### TASK DATA
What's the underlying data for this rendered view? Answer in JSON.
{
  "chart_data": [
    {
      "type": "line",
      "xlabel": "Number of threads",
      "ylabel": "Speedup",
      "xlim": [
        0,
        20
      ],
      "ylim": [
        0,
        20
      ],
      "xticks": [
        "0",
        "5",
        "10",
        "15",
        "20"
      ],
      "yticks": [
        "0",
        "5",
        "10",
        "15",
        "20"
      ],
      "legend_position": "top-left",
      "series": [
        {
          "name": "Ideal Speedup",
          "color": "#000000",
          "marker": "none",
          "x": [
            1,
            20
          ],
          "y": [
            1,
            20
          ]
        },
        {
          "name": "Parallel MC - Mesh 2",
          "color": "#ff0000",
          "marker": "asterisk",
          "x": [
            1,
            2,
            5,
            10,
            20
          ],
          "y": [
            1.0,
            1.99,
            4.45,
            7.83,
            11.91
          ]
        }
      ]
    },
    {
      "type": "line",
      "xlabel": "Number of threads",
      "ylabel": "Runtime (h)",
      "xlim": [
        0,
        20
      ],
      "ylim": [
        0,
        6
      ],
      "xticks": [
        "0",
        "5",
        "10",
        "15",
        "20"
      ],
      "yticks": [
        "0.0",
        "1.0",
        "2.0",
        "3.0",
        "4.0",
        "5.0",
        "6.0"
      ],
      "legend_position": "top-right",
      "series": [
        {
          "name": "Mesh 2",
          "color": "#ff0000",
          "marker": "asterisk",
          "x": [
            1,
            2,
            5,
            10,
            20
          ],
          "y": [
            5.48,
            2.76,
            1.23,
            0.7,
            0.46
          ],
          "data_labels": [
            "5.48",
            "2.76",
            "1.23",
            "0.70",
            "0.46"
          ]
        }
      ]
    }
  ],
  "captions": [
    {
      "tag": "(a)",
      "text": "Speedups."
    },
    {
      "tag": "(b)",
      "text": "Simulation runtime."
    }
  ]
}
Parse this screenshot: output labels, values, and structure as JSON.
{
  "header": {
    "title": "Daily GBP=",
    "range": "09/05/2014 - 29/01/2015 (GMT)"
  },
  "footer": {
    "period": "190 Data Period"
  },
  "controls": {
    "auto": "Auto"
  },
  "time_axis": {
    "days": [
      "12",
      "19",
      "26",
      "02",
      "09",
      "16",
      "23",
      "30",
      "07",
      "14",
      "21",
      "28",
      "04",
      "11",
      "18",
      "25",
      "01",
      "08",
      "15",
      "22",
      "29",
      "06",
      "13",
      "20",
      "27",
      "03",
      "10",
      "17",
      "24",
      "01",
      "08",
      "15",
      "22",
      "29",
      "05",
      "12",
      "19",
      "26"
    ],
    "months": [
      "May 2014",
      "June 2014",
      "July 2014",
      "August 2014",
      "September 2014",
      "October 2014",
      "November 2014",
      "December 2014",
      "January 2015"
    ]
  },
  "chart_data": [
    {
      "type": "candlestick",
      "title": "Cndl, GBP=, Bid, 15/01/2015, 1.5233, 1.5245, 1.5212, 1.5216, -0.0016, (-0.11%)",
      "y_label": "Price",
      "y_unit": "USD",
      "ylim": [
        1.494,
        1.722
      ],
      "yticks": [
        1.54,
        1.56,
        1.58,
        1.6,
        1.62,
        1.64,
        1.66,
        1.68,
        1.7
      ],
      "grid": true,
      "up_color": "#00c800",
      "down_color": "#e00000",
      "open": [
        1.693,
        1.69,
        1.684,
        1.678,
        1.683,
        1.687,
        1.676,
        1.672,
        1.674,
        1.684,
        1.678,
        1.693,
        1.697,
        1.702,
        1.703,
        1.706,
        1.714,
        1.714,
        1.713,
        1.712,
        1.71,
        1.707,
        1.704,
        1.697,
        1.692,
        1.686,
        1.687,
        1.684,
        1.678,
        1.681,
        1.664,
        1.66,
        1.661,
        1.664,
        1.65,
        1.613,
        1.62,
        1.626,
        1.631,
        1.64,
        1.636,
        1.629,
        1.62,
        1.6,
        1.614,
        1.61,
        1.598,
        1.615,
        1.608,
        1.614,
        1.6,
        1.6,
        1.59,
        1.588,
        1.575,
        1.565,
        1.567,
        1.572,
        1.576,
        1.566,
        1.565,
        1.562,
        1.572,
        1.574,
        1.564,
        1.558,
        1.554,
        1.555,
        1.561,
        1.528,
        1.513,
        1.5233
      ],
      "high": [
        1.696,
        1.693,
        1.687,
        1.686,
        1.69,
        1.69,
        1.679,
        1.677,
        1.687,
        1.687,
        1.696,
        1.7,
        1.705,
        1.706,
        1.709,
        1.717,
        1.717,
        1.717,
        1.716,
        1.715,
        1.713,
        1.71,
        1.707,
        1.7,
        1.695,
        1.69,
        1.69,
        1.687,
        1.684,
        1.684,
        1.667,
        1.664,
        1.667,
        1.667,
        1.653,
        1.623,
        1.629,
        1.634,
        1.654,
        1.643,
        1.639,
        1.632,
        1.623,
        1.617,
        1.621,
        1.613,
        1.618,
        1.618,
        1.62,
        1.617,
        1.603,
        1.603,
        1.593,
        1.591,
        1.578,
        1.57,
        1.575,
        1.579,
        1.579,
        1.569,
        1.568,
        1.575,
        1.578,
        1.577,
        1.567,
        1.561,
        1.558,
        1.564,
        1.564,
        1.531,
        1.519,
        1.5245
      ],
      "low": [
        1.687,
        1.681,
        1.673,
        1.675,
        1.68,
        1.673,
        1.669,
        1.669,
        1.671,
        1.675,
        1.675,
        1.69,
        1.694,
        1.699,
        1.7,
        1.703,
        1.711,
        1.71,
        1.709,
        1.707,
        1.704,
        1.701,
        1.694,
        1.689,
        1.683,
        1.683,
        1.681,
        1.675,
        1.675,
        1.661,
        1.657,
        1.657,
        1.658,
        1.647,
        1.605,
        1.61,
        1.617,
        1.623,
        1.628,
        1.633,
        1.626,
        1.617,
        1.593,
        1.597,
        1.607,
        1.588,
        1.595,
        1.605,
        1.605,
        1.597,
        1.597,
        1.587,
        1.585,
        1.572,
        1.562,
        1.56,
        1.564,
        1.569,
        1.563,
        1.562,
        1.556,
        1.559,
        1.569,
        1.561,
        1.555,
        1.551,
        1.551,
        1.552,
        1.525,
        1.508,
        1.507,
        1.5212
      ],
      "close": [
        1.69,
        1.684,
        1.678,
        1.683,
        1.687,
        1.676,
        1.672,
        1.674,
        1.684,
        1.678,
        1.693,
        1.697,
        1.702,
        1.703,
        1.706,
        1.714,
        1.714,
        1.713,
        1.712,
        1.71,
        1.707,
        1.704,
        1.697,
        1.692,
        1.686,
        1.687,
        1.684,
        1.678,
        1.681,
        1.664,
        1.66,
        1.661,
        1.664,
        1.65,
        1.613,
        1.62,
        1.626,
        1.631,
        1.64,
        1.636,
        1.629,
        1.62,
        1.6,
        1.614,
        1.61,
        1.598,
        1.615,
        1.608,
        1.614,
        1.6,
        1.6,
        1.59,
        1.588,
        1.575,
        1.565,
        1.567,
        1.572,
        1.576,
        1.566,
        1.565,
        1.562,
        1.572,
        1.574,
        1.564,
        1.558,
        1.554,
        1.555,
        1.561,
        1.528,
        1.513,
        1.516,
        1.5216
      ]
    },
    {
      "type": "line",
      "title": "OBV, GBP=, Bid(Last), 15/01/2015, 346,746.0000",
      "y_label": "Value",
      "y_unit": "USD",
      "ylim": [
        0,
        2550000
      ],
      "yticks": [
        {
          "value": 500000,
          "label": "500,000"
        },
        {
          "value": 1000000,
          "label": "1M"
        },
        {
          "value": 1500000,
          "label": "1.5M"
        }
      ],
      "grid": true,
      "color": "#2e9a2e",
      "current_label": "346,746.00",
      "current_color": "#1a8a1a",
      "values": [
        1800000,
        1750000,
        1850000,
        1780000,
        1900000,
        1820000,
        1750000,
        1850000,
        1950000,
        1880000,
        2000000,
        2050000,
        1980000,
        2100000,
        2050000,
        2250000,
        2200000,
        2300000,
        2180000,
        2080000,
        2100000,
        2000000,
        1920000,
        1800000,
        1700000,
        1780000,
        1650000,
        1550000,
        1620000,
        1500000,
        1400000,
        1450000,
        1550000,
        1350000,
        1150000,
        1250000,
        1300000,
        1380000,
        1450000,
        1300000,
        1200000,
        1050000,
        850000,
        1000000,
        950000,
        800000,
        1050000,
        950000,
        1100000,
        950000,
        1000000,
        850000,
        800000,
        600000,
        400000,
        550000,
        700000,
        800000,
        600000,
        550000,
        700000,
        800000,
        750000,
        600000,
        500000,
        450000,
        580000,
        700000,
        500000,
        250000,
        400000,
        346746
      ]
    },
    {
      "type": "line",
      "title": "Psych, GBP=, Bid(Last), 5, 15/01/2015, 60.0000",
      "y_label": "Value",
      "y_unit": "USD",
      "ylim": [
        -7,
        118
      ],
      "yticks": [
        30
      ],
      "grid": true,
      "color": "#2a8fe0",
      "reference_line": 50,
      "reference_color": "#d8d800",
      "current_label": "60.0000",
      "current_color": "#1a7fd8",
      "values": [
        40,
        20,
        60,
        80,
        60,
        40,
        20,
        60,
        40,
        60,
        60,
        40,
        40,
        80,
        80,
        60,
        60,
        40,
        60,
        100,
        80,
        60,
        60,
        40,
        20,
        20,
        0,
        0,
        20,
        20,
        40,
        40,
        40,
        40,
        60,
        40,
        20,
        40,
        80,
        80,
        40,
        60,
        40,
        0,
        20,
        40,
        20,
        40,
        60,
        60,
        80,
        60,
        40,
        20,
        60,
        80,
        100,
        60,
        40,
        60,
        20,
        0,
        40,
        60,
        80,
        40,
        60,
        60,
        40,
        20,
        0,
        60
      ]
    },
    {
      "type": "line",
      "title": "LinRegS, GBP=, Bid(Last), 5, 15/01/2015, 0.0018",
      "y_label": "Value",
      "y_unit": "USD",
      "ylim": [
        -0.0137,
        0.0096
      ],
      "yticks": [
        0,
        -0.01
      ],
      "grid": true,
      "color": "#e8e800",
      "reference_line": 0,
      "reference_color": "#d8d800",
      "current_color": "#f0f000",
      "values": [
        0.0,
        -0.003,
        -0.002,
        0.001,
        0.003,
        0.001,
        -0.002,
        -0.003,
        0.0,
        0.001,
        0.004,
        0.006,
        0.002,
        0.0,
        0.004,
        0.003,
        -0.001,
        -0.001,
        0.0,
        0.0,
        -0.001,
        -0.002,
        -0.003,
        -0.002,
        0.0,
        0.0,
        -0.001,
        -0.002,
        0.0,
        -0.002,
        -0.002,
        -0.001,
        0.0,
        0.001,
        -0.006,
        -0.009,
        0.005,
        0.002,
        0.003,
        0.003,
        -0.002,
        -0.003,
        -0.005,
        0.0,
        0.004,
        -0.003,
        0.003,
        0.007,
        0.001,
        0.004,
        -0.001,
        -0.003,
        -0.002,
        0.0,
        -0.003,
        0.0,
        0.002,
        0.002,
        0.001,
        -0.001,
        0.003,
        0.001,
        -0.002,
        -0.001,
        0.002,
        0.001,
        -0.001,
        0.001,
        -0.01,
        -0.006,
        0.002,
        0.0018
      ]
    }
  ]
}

### GIVEN INSTRUCTION
Report only the number of lines that hold the word "name".

### RESPONSE BELOW
3